_DATA_:
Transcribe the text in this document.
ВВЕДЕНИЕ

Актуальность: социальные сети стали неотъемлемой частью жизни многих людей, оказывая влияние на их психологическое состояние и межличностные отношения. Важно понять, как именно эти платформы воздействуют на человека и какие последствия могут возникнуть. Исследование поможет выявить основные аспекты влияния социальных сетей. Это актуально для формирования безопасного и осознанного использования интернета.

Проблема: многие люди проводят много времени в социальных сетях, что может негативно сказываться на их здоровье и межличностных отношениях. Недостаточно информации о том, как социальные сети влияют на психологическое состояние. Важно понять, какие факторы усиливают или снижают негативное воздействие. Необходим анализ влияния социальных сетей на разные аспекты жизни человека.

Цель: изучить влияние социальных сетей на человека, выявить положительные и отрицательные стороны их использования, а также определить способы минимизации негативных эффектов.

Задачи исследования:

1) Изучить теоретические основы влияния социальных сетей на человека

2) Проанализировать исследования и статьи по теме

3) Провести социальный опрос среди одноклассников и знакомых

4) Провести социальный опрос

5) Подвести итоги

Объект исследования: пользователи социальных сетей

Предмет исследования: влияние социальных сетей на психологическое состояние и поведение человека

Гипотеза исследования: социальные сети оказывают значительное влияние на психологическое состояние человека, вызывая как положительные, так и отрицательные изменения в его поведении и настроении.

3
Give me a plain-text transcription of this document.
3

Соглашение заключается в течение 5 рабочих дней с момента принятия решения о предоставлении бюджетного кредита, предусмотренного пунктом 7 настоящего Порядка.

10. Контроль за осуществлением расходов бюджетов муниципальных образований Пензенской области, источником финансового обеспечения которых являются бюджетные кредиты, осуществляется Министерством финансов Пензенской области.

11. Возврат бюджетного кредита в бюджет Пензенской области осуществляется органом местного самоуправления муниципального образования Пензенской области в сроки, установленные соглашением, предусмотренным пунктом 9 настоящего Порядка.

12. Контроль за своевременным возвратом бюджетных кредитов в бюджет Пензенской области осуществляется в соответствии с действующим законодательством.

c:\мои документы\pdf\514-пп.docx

_CHALLENGE_: Copy out every line of the material above that mentions the word "исследования".

_SOLUTION TO THIS EXERCISE_:
Задачи исследования:
2) Проанализировать исследования и статьи по теме
Объект исследования: пользователи социальных сетей
Предмет исследования: влияние социальных сетей на психологическое состояние и поведение человека
Гипотеза исследования: социальные сети оказывают значительное влияние на психологическое состояние человека, вызывая как положительные, так и отрицательные изменения в его поведении и настроении.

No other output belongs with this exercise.